#### THE PROBLEM
Copy the passage about Robert Mugabe word for word, starting with "Mugabe was one" and going on through "through correspondence courses.".

#### SUPPLIED TEXT
Mugabe was one of the great heroes of African liberation alongside Kwame Nkrumah, Nelson Mandela, Julius Nyerere, Patrice Lumumba, Samora Machel, Amilcar Cabral and others. He was also one of the most intelligent and articulate leaders. His legacy will be a mixed one because he clung on too long to power.

When he was imprisoned in the 1960s for his activism in White-ruled Rhodesia, Mugabe used the incarceration to earn multiple degrees through correspondence courses.

When he escaped into exile he led his Zimbabwe African National Union (Zanu) party and its military arm. His counterpart in the struggle was Joshua Nkomo, who led Zimbabwe African People’s Union (Zapu). The two teamed their forces to fight against the racist regime, under the banner The Patriotic Front.

#### SUPPLIED ENTRIES
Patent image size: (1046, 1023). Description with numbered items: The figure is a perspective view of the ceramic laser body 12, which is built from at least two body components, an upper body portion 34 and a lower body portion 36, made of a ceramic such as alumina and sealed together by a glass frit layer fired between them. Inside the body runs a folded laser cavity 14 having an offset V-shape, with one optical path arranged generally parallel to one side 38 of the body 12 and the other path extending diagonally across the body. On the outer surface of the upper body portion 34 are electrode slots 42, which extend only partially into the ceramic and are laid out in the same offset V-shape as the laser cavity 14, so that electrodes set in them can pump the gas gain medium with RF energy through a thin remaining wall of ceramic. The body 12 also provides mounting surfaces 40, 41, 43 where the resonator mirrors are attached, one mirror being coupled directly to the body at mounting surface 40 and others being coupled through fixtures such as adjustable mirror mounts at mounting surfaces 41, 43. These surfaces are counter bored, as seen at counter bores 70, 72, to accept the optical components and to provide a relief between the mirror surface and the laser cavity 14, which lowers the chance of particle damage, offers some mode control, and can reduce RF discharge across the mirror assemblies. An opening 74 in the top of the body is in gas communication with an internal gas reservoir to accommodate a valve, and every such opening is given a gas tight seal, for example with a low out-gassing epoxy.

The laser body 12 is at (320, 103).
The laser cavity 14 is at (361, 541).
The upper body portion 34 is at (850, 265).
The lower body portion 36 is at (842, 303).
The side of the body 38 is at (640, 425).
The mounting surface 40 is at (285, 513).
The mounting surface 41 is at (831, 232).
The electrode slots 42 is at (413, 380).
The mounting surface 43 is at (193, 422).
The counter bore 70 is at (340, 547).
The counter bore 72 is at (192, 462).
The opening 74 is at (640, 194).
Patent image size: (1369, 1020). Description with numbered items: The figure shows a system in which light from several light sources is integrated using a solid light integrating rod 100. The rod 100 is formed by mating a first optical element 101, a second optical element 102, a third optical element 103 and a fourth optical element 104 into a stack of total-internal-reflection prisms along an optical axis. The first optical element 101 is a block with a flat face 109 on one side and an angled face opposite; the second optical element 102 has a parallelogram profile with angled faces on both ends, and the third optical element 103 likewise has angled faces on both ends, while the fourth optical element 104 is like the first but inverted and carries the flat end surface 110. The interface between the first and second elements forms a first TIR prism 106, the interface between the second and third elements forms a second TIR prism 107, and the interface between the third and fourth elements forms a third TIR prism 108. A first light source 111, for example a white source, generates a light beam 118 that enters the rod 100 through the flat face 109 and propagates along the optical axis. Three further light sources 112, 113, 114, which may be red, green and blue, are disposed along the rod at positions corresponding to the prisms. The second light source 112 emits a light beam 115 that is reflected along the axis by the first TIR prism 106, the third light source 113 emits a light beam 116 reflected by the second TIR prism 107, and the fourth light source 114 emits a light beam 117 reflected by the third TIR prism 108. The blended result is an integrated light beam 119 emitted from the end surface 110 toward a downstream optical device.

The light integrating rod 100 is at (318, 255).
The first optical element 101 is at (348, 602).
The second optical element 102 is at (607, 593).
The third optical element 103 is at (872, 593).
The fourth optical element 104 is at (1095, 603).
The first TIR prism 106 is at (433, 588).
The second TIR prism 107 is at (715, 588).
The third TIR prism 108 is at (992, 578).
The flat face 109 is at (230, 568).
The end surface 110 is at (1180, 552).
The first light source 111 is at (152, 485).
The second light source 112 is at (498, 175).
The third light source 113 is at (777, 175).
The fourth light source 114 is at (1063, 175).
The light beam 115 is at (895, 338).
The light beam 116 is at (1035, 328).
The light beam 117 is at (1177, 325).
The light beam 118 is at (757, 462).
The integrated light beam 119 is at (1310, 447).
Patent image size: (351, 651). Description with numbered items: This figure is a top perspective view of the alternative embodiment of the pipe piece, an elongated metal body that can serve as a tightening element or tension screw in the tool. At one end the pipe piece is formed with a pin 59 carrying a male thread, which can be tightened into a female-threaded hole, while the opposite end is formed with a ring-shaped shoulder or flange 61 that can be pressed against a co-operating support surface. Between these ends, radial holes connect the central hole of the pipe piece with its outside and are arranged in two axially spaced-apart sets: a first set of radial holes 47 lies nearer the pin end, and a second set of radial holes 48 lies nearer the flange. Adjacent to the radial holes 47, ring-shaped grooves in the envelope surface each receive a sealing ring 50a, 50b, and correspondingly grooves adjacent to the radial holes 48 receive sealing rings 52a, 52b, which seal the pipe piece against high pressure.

#### FINISHED EXERCISE
Mugabe was one of the great heroes of African liberation alongside Kwame Nkrumah, Nelson Mandela, Julius Nyerere, Patrice Lumumba, Samora Machel, Amilcar Cabral and others. He was also one of the most intelligent and articulate leaders. His legacy will be a mixed one because he clung on too long to power.

When he was imprisoned in the 1960s for his activism in White-ruled Rhodesia, Mugabe used the incarceration to earn multiple degrees through correspondence courses.